### Exercise aim
Copy every one of the rows below word for word, omitting the pictures.

### Provided material
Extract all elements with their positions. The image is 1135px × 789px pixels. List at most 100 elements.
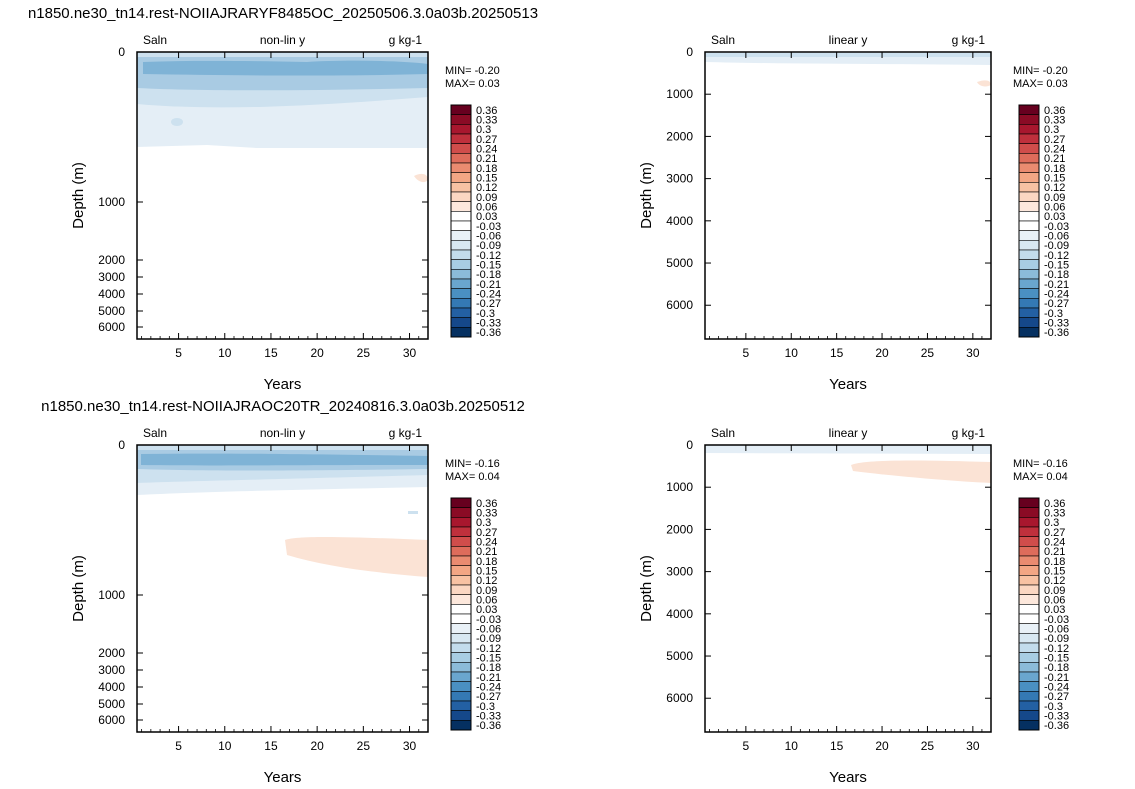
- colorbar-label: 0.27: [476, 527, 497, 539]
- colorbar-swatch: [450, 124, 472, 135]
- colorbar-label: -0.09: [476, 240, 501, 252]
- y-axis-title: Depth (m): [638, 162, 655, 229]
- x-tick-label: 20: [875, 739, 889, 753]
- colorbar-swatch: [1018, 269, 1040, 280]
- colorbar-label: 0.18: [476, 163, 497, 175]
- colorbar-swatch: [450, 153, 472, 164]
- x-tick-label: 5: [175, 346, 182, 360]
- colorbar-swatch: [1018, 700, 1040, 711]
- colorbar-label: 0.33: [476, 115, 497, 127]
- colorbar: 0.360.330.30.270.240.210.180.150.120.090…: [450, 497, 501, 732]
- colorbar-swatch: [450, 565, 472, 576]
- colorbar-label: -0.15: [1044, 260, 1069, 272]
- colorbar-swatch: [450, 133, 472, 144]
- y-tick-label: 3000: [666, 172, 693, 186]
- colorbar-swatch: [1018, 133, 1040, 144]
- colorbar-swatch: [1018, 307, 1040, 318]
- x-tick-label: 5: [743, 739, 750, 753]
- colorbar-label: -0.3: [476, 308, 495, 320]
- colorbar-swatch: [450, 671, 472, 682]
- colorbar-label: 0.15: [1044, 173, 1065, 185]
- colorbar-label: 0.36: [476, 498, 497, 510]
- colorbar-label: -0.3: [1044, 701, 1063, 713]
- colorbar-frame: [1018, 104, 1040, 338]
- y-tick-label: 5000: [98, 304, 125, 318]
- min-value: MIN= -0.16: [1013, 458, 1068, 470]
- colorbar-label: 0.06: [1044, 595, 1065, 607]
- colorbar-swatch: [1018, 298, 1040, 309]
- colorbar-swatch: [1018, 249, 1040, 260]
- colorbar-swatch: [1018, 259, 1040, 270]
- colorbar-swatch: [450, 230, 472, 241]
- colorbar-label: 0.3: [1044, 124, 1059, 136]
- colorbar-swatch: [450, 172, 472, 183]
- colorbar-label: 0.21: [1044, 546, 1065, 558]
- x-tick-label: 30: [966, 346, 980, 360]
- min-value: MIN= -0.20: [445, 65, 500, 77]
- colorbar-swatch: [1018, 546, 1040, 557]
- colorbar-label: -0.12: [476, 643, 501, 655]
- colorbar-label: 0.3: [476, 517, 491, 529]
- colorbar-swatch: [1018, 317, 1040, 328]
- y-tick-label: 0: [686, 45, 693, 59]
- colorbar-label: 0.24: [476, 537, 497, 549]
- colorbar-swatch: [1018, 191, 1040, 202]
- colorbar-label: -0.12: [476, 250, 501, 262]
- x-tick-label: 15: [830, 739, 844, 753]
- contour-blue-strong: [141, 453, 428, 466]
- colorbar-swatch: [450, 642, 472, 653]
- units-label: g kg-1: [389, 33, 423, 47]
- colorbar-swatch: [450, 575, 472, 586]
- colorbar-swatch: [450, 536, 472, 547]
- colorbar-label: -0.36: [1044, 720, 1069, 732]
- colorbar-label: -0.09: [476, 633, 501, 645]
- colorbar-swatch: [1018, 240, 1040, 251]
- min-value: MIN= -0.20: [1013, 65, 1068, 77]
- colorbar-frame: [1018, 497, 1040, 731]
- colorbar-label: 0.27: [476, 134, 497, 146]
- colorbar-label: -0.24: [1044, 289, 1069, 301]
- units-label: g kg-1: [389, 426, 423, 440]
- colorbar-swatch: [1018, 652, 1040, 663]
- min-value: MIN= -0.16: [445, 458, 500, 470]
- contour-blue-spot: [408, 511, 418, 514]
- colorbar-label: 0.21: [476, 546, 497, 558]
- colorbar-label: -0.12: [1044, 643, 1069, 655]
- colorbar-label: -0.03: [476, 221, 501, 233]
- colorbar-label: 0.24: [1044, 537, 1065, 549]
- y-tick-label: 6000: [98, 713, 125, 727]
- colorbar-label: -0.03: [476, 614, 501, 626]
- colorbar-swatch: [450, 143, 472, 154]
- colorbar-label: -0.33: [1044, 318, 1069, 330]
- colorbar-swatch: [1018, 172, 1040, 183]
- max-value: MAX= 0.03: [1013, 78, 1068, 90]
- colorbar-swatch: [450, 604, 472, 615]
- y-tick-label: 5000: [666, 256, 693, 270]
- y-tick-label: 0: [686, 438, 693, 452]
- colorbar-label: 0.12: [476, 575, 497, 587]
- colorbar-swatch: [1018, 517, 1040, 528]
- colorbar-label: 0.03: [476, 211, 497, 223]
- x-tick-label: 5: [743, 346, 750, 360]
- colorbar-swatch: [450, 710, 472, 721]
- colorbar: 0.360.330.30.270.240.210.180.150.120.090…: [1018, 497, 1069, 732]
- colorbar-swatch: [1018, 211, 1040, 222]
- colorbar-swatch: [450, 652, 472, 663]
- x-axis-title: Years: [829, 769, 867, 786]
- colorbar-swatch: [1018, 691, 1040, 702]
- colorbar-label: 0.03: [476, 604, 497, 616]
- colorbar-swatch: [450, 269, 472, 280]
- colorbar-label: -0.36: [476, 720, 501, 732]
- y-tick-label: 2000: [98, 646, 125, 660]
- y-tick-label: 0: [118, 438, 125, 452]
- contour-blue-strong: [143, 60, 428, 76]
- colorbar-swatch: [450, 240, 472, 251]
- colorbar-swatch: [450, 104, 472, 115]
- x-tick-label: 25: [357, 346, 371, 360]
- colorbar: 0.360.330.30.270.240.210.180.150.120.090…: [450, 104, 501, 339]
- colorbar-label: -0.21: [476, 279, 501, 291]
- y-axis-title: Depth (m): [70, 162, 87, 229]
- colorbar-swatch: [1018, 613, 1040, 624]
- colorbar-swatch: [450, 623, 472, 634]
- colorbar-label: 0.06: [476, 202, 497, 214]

### Solution to the exercise
Extract all elements with their positions. The image is 1135px × 789px pixels. List at most 100 elements.
- colorbar-label: 0.27: [476, 527, 497, 539]
- colorbar-swatch: [450, 124, 472, 135]
- colorbar-label: -0.09: [476, 240, 501, 252]
- y-axis-title: Depth (m): [638, 162, 655, 229]
- x-tick-label: 20: [875, 739, 889, 753]
- colorbar-swatch: [1018, 269, 1040, 280]
- colorbar-label: 0.18: [476, 163, 497, 175]
- colorbar-swatch: [450, 153, 472, 164]
- x-tick-label: 5: [175, 346, 182, 360]
- colorbar-swatch: [1018, 700, 1040, 711]
- colorbar-label: 0.33: [476, 115, 497, 127]
- colorbar: 0.360.330.30.270.240.210.180.150.120.090…: [450, 497, 501, 732]
- colorbar-swatch: [450, 565, 472, 576]
- colorbar-label: -0.15: [1044, 260, 1069, 272]
- colorbar-swatch: [450, 133, 472, 144]
- y-tick-label: 3000: [666, 172, 693, 186]
- colorbar-swatch: [1018, 133, 1040, 144]
- colorbar-swatch: [1018, 307, 1040, 318]
- x-tick-label: 5: [743, 739, 750, 753]
- colorbar-label: -0.3: [476, 308, 495, 320]
- colorbar-swatch: [450, 671, 472, 682]
- colorbar-label: 0.15: [1044, 173, 1065, 185]
- colorbar-label: 0.36: [476, 498, 497, 510]
- colorbar-label: -0.3: [1044, 701, 1063, 713]
- colorbar-frame: [1018, 104, 1040, 338]
- y-tick-label: 5000: [98, 304, 125, 318]
- min-value: MIN= -0.16: [1013, 458, 1068, 470]
- colorbar-label: 0.06: [1044, 595, 1065, 607]
- colorbar-swatch: [1018, 298, 1040, 309]
- colorbar-swatch: [1018, 249, 1040, 260]
- colorbar-swatch: [1018, 259, 1040, 270]
- colorbar-swatch: [450, 230, 472, 241]
- colorbar-label: 0.3: [1044, 124, 1059, 136]
- colorbar-swatch: [450, 172, 472, 183]
- colorbar-label: 0.21: [1044, 546, 1065, 558]
- x-tick-label: 30: [966, 346, 980, 360]
- min-value: MIN= -0.20: [445, 65, 500, 77]
- colorbar-swatch: [1018, 546, 1040, 557]
- colorbar-label: -0.12: [476, 643, 501, 655]
- colorbar-label: 0.3: [476, 517, 491, 529]
- colorbar-swatch: [1018, 317, 1040, 328]
- y-tick-label: 0: [686, 45, 693, 59]
- colorbar-label: 0.24: [476, 537, 497, 549]
- colorbar-swatch: [1018, 191, 1040, 202]
- colorbar-label: -0.12: [476, 250, 501, 262]
- x-tick-label: 15: [830, 739, 844, 753]
- contour-blue-strong: [141, 453, 428, 466]
- colorbar-swatch: [450, 642, 472, 653]
- units-label: g kg-1: [389, 33, 423, 47]
- colorbar-swatch: [450, 575, 472, 586]
- colorbar-swatch: [450, 536, 472, 547]
- colorbar-label: -0.36: [1044, 720, 1069, 732]
- colorbar-label: -0.09: [476, 633, 501, 645]
- colorbar-swatch: [1018, 240, 1040, 251]
- min-value: MIN= -0.20: [1013, 65, 1068, 77]
- colorbar-frame: [1018, 497, 1040, 731]
- colorbar-label: 0.27: [476, 134, 497, 146]
- colorbar-label: -0.24: [1044, 289, 1069, 301]
- units-label: g kg-1: [389, 426, 423, 440]
- colorbar-swatch: [1018, 652, 1040, 663]
- min-value: MIN= -0.16: [445, 458, 500, 470]
- contour-blue-spot: [408, 511, 418, 514]
- colorbar-label: 0.21: [476, 546, 497, 558]
- colorbar-label: -0.12: [1044, 643, 1069, 655]
- colorbar-label: -0.03: [476, 221, 501, 233]
- colorbar-label: 0.24: [1044, 537, 1065, 549]
- y-tick-label: 6000: [98, 713, 125, 727]
- colorbar-label: -0.03: [476, 614, 501, 626]
- colorbar-swatch: [450, 143, 472, 154]
- colorbar-label: -0.33: [1044, 318, 1069, 330]
- colorbar-swatch: [1018, 172, 1040, 183]
- max-value: MAX= 0.03: [1013, 78, 1068, 90]
- colorbar-swatch: [450, 604, 472, 615]
- y-tick-label: 5000: [666, 256, 693, 270]
- y-tick-label: 0: [686, 438, 693, 452]
- colorbar-label: 0.12: [476, 575, 497, 587]
- colorbar-swatch: [1018, 517, 1040, 528]
- colorbar-label: 0.03: [476, 211, 497, 223]
- x-tick-label: 5: [743, 346, 750, 360]
- colorbar-swatch: [450, 710, 472, 721]
- colorbar: 0.360.330.30.270.240.210.180.150.120.090…: [1018, 497, 1069, 732]
- colorbar-swatch: [1018, 211, 1040, 222]
- colorbar-swatch: [450, 652, 472, 663]
- x-axis-title: Years: [829, 769, 867, 786]
- colorbar-swatch: [1018, 691, 1040, 702]
- colorbar-label: 0.03: [476, 604, 497, 616]
- colorbar-swatch: [450, 269, 472, 280]
- colorbar-label: -0.36: [476, 720, 501, 732]
- y-tick-label: 2000: [98, 646, 125, 660]
- y-tick-label: 0: [118, 438, 125, 452]
- contour-blue-strong: [143, 60, 428, 76]
- colorbar-swatch: [450, 240, 472, 251]
- colorbar-swatch: [450, 104, 472, 115]
- x-tick-label: 25: [357, 346, 371, 360]
- colorbar: 0.360.330.30.270.240.210.180.150.120.090…: [450, 104, 501, 339]
- colorbar-label: -0.21: [476, 279, 501, 291]
- y-axis-title: Depth (m): [70, 162, 87, 229]
- colorbar-swatch: [1018, 613, 1040, 624]
- colorbar-swatch: [450, 623, 472, 634]
- colorbar-label: 0.06: [476, 202, 497, 214]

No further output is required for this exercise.